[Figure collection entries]

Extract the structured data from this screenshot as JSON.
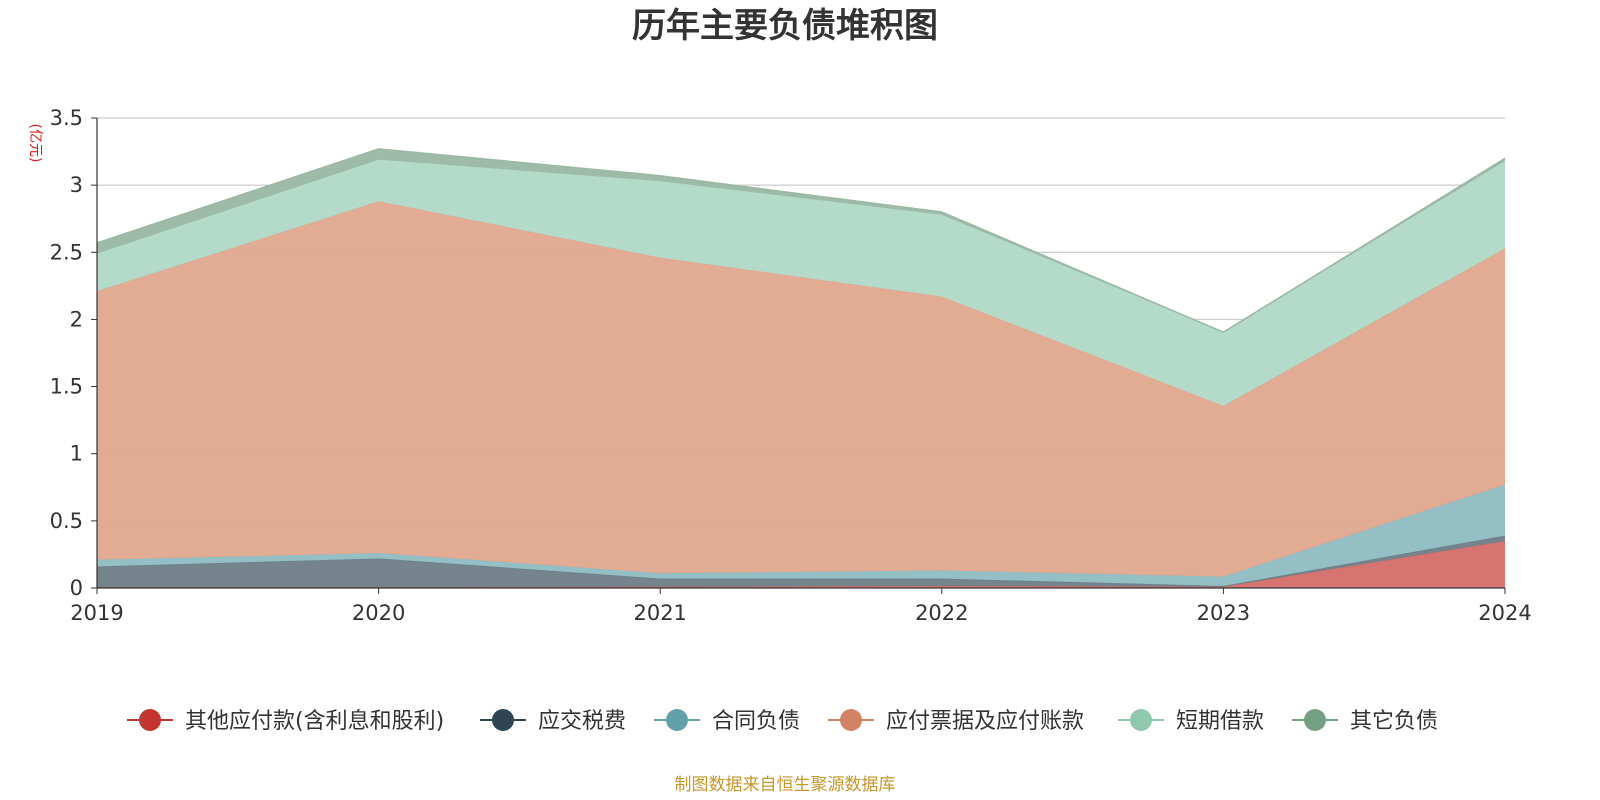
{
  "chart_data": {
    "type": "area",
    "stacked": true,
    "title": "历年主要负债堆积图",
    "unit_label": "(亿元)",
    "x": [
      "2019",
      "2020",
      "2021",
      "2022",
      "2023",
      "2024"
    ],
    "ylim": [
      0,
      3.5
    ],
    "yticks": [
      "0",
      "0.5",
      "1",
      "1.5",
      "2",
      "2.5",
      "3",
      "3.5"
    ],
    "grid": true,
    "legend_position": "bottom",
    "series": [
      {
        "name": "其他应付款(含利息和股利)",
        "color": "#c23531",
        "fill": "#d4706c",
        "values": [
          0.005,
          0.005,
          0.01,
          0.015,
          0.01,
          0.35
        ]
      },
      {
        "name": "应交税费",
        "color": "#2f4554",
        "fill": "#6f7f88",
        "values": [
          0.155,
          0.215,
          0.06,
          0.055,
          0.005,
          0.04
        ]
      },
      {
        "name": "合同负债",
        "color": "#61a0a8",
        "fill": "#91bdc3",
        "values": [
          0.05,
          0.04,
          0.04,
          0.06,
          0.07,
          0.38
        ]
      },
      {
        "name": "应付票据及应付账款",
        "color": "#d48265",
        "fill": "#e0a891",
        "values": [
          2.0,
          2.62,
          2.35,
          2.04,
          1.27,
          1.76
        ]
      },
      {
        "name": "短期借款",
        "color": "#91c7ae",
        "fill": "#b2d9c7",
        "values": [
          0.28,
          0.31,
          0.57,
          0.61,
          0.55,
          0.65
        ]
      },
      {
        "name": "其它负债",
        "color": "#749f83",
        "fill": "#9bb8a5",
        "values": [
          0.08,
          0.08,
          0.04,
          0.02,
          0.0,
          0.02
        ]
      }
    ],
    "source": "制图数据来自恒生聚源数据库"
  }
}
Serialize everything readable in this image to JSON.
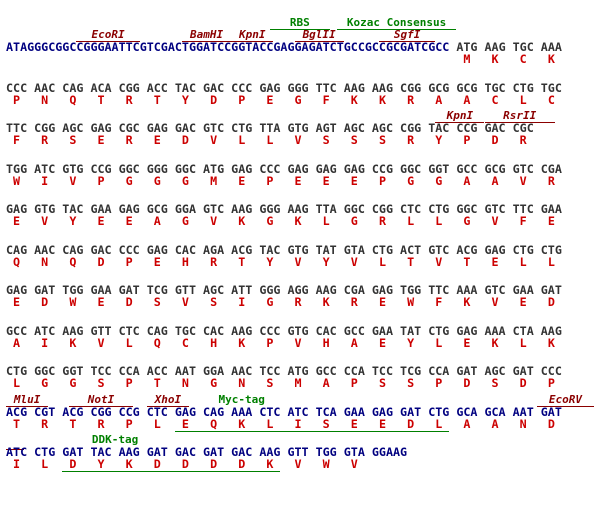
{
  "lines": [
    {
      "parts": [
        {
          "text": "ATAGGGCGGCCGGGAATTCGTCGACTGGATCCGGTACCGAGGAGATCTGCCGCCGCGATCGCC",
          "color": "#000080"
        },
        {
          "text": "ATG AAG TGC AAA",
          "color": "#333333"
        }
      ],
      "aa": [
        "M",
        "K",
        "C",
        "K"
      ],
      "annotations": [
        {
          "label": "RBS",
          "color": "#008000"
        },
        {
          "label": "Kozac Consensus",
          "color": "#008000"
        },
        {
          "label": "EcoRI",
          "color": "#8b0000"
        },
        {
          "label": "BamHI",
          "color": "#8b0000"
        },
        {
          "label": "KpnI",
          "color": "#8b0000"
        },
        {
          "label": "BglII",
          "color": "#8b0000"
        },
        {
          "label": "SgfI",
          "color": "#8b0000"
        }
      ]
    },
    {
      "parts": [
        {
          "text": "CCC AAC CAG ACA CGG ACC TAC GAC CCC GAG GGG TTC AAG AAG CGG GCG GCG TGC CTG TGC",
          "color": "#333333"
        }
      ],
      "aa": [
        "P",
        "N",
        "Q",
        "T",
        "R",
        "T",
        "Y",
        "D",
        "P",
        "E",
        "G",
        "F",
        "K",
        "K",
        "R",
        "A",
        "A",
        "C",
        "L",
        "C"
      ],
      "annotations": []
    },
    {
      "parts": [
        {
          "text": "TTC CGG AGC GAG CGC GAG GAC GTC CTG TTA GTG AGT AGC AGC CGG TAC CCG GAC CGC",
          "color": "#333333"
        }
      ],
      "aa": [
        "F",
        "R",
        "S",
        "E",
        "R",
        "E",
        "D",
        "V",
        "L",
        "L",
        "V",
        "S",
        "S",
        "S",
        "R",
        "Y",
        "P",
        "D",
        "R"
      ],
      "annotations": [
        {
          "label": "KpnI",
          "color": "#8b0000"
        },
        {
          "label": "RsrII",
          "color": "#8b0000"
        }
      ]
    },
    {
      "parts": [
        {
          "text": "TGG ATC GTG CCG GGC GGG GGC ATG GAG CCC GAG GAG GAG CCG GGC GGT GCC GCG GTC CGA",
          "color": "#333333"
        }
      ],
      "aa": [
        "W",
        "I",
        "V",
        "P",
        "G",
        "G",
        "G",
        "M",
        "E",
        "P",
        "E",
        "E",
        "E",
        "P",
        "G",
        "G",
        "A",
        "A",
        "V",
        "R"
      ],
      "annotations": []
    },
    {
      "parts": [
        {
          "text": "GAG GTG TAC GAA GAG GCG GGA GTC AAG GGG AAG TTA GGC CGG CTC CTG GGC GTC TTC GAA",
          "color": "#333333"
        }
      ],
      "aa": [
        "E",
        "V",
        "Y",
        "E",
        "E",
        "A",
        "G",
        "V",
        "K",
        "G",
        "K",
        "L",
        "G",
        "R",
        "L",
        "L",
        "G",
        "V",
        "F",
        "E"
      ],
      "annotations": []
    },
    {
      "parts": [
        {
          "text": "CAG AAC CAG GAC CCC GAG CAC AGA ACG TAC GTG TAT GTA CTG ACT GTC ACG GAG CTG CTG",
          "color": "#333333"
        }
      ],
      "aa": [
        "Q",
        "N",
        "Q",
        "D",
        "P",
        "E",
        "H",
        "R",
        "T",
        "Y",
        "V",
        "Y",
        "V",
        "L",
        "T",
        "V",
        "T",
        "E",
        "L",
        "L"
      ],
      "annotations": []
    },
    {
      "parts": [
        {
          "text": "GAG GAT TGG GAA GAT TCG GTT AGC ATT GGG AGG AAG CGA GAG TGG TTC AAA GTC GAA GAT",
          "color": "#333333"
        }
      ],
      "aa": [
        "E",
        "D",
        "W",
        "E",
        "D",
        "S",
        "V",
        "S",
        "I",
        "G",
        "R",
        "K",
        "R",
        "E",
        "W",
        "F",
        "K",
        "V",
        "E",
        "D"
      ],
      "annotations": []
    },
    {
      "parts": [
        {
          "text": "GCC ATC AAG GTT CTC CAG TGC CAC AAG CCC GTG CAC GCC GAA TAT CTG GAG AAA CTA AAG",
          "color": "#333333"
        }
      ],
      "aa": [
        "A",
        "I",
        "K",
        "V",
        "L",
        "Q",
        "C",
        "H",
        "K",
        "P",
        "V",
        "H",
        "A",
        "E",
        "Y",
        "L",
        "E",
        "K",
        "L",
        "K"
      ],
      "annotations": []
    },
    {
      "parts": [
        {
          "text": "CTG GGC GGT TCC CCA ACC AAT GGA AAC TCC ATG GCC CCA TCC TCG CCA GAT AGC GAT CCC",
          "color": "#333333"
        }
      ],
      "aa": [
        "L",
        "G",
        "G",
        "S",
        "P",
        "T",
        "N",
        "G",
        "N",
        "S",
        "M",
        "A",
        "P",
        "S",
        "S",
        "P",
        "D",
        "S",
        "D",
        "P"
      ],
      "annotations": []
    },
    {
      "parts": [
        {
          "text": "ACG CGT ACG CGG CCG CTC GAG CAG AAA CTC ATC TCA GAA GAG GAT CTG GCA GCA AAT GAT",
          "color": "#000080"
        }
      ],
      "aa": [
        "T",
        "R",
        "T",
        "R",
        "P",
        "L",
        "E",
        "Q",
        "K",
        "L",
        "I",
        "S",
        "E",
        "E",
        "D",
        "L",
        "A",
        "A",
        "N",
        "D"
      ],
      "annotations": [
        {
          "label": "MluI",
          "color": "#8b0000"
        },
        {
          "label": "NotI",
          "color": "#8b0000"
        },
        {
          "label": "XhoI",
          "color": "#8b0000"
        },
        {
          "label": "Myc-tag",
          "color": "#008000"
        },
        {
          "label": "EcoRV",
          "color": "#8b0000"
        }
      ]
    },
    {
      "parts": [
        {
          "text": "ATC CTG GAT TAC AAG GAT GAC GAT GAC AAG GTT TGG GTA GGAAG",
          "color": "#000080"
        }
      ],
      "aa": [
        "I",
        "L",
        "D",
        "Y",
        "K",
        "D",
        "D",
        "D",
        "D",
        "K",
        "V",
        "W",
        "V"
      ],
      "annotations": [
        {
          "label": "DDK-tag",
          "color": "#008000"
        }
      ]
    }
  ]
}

> GIVEN INSTRUCTION:
Look through the entries and return every line where "name" appears.

> TASK SOLUTION:
        "name": "其他应付款(含利息和股利)",
        "name": "应交税费",
        "name": "合同负债",
        "name": "应付票据及应付账款",
        "name": "短期借款",
        "name": "其它负债",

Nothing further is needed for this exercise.